- [Short exercise]: Retype the listing that follows, word for word.
## BEGIN Material to process
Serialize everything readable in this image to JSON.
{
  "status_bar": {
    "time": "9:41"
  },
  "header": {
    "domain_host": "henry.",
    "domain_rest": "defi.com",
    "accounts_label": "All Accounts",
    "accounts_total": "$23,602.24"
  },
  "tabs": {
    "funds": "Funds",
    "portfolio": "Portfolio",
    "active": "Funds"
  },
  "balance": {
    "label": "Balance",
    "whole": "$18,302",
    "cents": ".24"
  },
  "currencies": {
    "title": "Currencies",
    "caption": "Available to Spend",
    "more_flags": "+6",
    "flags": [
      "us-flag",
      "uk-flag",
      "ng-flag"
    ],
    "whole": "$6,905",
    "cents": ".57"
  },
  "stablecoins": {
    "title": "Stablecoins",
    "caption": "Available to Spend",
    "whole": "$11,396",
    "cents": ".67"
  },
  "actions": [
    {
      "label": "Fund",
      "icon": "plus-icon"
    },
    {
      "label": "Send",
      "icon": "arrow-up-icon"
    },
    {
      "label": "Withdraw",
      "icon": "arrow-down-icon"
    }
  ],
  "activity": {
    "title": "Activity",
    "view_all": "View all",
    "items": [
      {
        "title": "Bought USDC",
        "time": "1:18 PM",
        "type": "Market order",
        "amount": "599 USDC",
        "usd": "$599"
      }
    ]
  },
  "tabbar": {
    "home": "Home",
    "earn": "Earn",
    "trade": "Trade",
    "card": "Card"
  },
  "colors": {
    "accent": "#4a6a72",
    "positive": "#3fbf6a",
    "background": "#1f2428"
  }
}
## END Material to process
- [Correct output]:
Serialize everything readable in this image to JSON.
{
  "status_bar": {
    "time": "9:41"
  },
  "header": {
    "domain_host": "henry.",
    "domain_rest": "defi.com",
    "accounts_label": "All Accounts",
    "accounts_total": "$23,602.24"
  },
  "tabs": {
    "funds": "Funds",
    "portfolio": "Portfolio",
    "active": "Funds"
  },
  "balance": {
    "label": "Balance",
    "whole": "$18,302",
    "cents": ".24"
  },
  "currencies": {
    "title": "Currencies",
    "caption": "Available to Spend",
    "more_flags": "+6",
    "flags": [
      "us-flag",
      "uk-flag",
      "ng-flag"
    ],
    "whole": "$6,905",
    "cents": ".57"
  },
  "stablecoins": {
    "title": "Stablecoins",
    "caption": "Available to Spend",
    "whole": "$11,396",
    "cents": ".67"
  },
  "actions": [
    {
      "label": "Fund",
      "icon": "plus-icon"
    },
    {
      "label": "Send",
      "icon": "arrow-up-icon"
    },
    {
      "label": "Withdraw",
      "icon": "arrow-down-icon"
    }
  ],
  "activity": {
    "title": "Activity",
    "view_all": "View all",
    "items": [
      {
        "title": "Bought USDC",
        "time": "1:18 PM",
        "type": "Market order",
        "amount": "599 USDC",
        "usd": "$599"
      }
    ]
  },
  "tabbar": {
    "home": "Home",
    "earn": "Earn",
    "trade": "Trade",
    "card": "Card"
  },
  "colors": {
    "accent": "#4a6a72",
    "positive": "#3fbf6a",
    "background": "#1f2428"
  }
}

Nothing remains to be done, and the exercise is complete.